Task to carry out: Print the entries below in their entirety, exactly as they are written.

(Entries with figure data)
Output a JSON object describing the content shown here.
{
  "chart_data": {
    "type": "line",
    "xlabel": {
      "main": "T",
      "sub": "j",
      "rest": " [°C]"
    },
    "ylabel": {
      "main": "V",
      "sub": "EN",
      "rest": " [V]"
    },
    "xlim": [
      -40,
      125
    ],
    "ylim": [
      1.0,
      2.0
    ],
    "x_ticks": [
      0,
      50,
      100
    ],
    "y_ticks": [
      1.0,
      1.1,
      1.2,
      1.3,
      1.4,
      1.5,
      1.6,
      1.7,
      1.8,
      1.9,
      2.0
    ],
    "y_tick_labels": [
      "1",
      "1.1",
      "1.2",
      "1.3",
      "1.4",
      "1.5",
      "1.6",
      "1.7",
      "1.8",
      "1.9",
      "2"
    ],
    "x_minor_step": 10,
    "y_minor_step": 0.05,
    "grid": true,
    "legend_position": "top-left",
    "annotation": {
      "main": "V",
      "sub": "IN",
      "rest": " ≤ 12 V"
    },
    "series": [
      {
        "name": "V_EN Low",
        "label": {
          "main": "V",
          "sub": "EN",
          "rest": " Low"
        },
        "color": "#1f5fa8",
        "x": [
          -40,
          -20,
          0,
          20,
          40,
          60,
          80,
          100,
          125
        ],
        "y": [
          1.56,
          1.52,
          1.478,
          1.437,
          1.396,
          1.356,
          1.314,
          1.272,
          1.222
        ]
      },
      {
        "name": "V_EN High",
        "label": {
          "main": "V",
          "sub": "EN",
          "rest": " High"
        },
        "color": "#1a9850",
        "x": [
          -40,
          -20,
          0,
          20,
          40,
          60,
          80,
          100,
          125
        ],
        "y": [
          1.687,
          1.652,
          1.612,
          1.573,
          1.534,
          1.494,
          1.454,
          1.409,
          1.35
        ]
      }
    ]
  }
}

Written response:
Output a JSON object describing the content shown here.
{
  "chart_data": {
    "type": "line",
    "xlabel": {
      "main": "T",
      "sub": "j",
      "rest": " [°C]"
    },
    "ylabel": {
      "main": "V",
      "sub": "EN",
      "rest": " [V]"
    },
    "xlim": [
      -40,
      125
    ],
    "ylim": [
      1.0,
      2.0
    ],
    "x_ticks": [
      0,
      50,
      100
    ],
    "y_ticks": [
      1.0,
      1.1,
      1.2,
      1.3,
      1.4,
      1.5,
      1.6,
      1.7,
      1.8,
      1.9,
      2.0
    ],
    "y_tick_labels": [
      "1",
      "1.1",
      "1.2",
      "1.3",
      "1.4",
      "1.5",
      "1.6",
      "1.7",
      "1.8",
      "1.9",
      "2"
    ],
    "x_minor_step": 10,
    "y_minor_step": 0.05,
    "grid": true,
    "legend_position": "top-left",
    "annotation": {
      "main": "V",
      "sub": "IN",
      "rest": " ≤ 12 V"
    },
    "series": [
      {
        "name": "V_EN Low",
        "label": {
          "main": "V",
          "sub": "EN",
          "rest": " Low"
        },
        "color": "#1f5fa8",
        "x": [
          -40,
          -20,
          0,
          20,
          40,
          60,
          80,
          100,
          125
        ],
        "y": [
          1.56,
          1.52,
          1.478,
          1.437,
          1.396,
          1.356,
          1.314,
          1.272,
          1.222
        ]
      },
      {
        "name": "V_EN High",
        "label": {
          "main": "V",
          "sub": "EN",
          "rest": " High"
        },
        "color": "#1a9850",
        "x": [
          -40,
          -20,
          0,
          20,
          40,
          60,
          80,
          100,
          125
        ],
        "y": [
          1.687,
          1.652,
          1.612,
          1.573,
          1.534,
          1.494,
          1.454,
          1.409,
          1.35
        ]
      }
    ]
  }
}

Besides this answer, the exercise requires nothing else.